GOAL OF THE EXERCISE: Below are some entries. Output each one exactly as it appears.

"""

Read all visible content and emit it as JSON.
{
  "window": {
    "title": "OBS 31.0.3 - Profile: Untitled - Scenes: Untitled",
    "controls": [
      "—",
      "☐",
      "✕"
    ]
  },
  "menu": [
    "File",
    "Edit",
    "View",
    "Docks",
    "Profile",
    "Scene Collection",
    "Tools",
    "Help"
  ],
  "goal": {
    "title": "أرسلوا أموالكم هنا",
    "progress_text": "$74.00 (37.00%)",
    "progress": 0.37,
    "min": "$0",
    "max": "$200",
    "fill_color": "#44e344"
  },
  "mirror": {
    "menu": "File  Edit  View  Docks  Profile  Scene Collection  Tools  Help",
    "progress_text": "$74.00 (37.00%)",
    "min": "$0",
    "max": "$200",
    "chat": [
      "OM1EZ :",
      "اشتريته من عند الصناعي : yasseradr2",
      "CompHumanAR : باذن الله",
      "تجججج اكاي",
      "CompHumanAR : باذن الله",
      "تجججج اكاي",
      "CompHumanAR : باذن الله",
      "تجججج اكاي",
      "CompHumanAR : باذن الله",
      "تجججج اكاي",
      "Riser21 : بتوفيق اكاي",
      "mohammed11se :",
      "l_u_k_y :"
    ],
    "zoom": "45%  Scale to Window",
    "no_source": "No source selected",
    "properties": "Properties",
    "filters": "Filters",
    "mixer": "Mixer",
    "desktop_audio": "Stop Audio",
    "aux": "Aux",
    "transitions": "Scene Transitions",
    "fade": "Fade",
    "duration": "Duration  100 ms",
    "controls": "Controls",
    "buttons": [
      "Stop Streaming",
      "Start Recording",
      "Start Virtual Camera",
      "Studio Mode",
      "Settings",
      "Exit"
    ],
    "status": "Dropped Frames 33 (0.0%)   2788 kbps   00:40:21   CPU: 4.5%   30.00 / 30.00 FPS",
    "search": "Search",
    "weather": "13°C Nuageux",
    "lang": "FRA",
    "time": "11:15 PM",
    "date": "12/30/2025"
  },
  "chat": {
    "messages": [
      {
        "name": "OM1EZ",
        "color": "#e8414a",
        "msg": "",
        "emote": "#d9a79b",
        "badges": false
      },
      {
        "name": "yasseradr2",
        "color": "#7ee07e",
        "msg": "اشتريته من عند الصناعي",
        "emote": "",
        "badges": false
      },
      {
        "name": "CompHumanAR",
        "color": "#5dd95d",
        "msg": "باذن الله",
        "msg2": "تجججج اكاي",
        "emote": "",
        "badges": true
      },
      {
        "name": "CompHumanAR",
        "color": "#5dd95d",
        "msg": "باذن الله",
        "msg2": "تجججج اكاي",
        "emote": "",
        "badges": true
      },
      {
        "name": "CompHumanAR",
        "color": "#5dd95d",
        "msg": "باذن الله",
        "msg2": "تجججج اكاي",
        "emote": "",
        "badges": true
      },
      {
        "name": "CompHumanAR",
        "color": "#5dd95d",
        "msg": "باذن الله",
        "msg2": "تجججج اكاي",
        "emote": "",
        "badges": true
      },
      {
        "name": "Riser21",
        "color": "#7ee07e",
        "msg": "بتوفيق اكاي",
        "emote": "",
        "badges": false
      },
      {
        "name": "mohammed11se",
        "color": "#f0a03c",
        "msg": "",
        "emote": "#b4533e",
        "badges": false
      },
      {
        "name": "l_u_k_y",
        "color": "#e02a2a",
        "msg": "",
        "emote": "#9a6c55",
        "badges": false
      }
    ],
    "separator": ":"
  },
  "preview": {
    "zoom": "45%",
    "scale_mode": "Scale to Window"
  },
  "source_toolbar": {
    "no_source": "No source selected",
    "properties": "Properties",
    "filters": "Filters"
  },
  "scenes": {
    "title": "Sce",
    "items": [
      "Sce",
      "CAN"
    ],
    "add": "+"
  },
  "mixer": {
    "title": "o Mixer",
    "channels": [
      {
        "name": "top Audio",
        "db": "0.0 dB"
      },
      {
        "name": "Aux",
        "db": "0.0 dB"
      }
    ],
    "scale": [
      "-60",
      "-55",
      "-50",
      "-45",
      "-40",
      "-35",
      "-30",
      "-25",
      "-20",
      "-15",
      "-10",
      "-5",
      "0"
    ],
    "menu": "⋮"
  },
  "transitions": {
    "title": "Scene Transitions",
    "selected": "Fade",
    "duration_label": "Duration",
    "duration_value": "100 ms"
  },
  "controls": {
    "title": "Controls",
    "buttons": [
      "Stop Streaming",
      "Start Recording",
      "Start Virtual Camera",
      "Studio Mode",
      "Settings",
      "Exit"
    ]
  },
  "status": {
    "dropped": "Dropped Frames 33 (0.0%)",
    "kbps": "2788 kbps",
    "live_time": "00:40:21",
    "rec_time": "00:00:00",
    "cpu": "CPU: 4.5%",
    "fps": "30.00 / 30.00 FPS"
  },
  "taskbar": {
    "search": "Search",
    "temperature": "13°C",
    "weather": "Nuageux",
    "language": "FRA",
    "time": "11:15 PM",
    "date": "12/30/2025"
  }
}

"""

ANSWER TO THIS TASK:
Read all visible content and emit it as JSON.
{
  "window": {
    "title": "OBS 31.0.3 - Profile: Untitled - Scenes: Untitled",
    "controls": [
      "—",
      "☐",
      "✕"
    ]
  },
  "menu": [
    "File",
    "Edit",
    "View",
    "Docks",
    "Profile",
    "Scene Collection",
    "Tools",
    "Help"
  ],
  "goal": {
    "title": "أرسلوا أموالكم هنا",
    "progress_text": "$74.00 (37.00%)",
    "progress": 0.37,
    "min": "$0",
    "max": "$200",
    "fill_color": "#44e344"
  },
  "mirror": {
    "menu": "File  Edit  View  Docks  Profile  Scene Collection  Tools  Help",
    "progress_text": "$74.00 (37.00%)",
    "min": "$0",
    "max": "$200",
    "chat": [
      "OM1EZ :",
      "اشتريته من عند الصناعي : yasseradr2",
      "CompHumanAR : باذن الله",
      "تجججج اكاي",
      "CompHumanAR : باذن الله",
      "تجججج اكاي",
      "CompHumanAR : باذن الله",
      "تجججج اكاي",
      "CompHumanAR : باذن الله",
      "تجججج اكاي",
      "Riser21 : بتوفيق اكاي",
      "mohammed11se :",
      "l_u_k_y :"
    ],
    "zoom": "45%  Scale to Window",
    "no_source": "No source selected",
    "properties": "Properties",
    "filters": "Filters",
    "mixer": "Mixer",
    "desktop_audio": "Stop Audio",
    "aux": "Aux",
    "transitions": "Scene Transitions",
    "fade": "Fade",
    "duration": "Duration  100 ms",
    "controls": "Controls",
    "buttons": [
      "Stop Streaming",
      "Start Recording",
      "Start Virtual Camera",
      "Studio Mode",
      "Settings",
      "Exit"
    ],
    "status": "Dropped Frames 33 (0.0%)   2788 kbps   00:40:21   CPU: 4.5%   30.00 / 30.00 FPS",
    "search": "Search",
    "weather": "13°C Nuageux",
    "lang": "FRA",
    "time": "11:15 PM",
    "date": "12/30/2025"
  },
  "chat": {
    "messages": [
      {
        "name": "OM1EZ",
        "color": "#e8414a",
        "msg": "",
        "emote": "#d9a79b",
        "badges": false
      },
      {
        "name": "yasseradr2",
        "color": "#7ee07e",
        "msg": "اشتريته من عند الصناعي",
        "emote": "",
        "badges": false
      },
      {
        "name": "CompHumanAR",
        "color": "#5dd95d",
        "msg": "باذن الله",
        "msg2": "تجججج اكاي",
        "emote": "",
        "badges": true
      },
      {
        "name": "CompHumanAR",
        "color": "#5dd95d",
        "msg": "باذن الله",
        "msg2": "تجججج اكاي",
        "emote": "",
        "badges": true
      },
      {
        "name": "CompHumanAR",
        "color": "#5dd95d",
        "msg": "باذن الله",
        "msg2": "تجججج اكاي",
        "emote": "",
        "badges": true
      },
      {
        "name": "CompHumanAR",
        "color": "#5dd95d",
        "msg": "باذن الله",
        "msg2": "تجججج اكاي",
        "emote": "",
        "badges": true
      },
      {
        "name": "Riser21",
        "color": "#7ee07e",
        "msg": "بتوفيق اكاي",
        "emote": "",
        "badges": false
      },
      {
        "name": "mohammed11se",
        "color": "#f0a03c",
        "msg": "",
        "emote": "#b4533e",
        "badges": false
      },
      {
        "name": "l_u_k_y",
        "color": "#e02a2a",
        "msg": "",
        "emote": "#9a6c55",
        "badges": false
      }
    ],
    "separator": ":"
  },
  "preview": {
    "zoom": "45%",
    "scale_mode": "Scale to Window"
  },
  "source_toolbar": {
    "no_source": "No source selected",
    "properties": "Properties",
    "filters": "Filters"
  },
  "scenes": {
    "title": "Sce",
    "items": [
      "Sce",
      "CAN"
    ],
    "add": "+"
  },
  "mixer": {
    "title": "o Mixer",
    "channels": [
      {
        "name": "top Audio",
        "db": "0.0 dB"
      },
      {
        "name": "Aux",
        "db": "0.0 dB"
      }
    ],
    "scale": [
      "-60",
      "-55",
      "-50",
      "-45",
      "-40",
      "-35",
      "-30",
      "-25",
      "-20",
      "-15",
      "-10",
      "-5",
      "0"
    ],
    "menu": "⋮"
  },
  "transitions": {
    "title": "Scene Transitions",
    "selected": "Fade",
    "duration_label": "Duration",
    "duration_value": "100 ms"
  },
  "controls": {
    "title": "Controls",
    "buttons": [
      "Stop Streaming",
      "Start Recording",
      "Start Virtual Camera",
      "Studio Mode",
      "Settings",
      "Exit"
    ]
  },
  "status": {
    "dropped": "Dropped Frames 33 (0.0%)",
    "kbps": "2788 kbps",
    "live_time": "00:40:21",
    "rec_time": "00:00:00",
    "cpu": "CPU: 4.5%",
    "fps": "30.00 / 30.00 FPS"
  },
  "taskbar": {
    "search": "Search",
    "temperature": "13°C",
    "weather": "Nuageux",
    "language": "FRA",
    "time": "11:15 PM",
    "date": "12/30/2025"
  }
}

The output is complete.